» Exercise task
Below are the records; collect from them each line containing the string "характерных".

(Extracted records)
########################################
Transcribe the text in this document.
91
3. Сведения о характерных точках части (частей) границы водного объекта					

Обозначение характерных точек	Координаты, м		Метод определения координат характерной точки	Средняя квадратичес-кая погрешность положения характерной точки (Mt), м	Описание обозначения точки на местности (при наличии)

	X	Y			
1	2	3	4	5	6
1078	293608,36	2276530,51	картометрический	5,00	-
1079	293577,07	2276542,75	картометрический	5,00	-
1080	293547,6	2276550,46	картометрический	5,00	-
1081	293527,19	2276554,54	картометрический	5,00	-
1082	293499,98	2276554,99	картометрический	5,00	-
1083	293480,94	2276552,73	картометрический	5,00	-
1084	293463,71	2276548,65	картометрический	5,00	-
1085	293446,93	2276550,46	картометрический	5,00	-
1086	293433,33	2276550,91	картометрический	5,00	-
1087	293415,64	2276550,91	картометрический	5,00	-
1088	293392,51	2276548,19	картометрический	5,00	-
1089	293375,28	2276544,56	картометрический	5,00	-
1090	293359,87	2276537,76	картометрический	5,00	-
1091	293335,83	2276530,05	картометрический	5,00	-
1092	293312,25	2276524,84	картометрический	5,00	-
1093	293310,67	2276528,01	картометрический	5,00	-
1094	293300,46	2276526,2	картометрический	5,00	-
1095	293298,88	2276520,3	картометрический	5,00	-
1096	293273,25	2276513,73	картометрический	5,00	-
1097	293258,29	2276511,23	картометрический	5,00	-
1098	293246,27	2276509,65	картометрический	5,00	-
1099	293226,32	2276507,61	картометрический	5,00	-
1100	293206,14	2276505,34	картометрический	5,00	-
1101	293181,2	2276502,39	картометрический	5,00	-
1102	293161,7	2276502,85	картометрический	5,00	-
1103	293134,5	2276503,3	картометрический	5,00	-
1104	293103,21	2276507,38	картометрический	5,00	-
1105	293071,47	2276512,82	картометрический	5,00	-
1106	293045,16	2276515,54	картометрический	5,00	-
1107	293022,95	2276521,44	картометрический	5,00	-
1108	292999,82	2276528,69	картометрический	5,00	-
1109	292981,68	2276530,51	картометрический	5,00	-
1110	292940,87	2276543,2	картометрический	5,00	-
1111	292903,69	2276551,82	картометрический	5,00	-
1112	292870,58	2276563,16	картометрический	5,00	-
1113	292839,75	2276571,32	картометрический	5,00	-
########################################
» Result for this task
3. Сведения о характерных точках части (частей) границы водного объекта					
Обозначение характерных точек	Координаты, м		Метод определения координат характерной точки	Средняя квадратичес-кая погрешность положения характерной точки (Mt), м	Описание обозначения точки на местности (при наличии)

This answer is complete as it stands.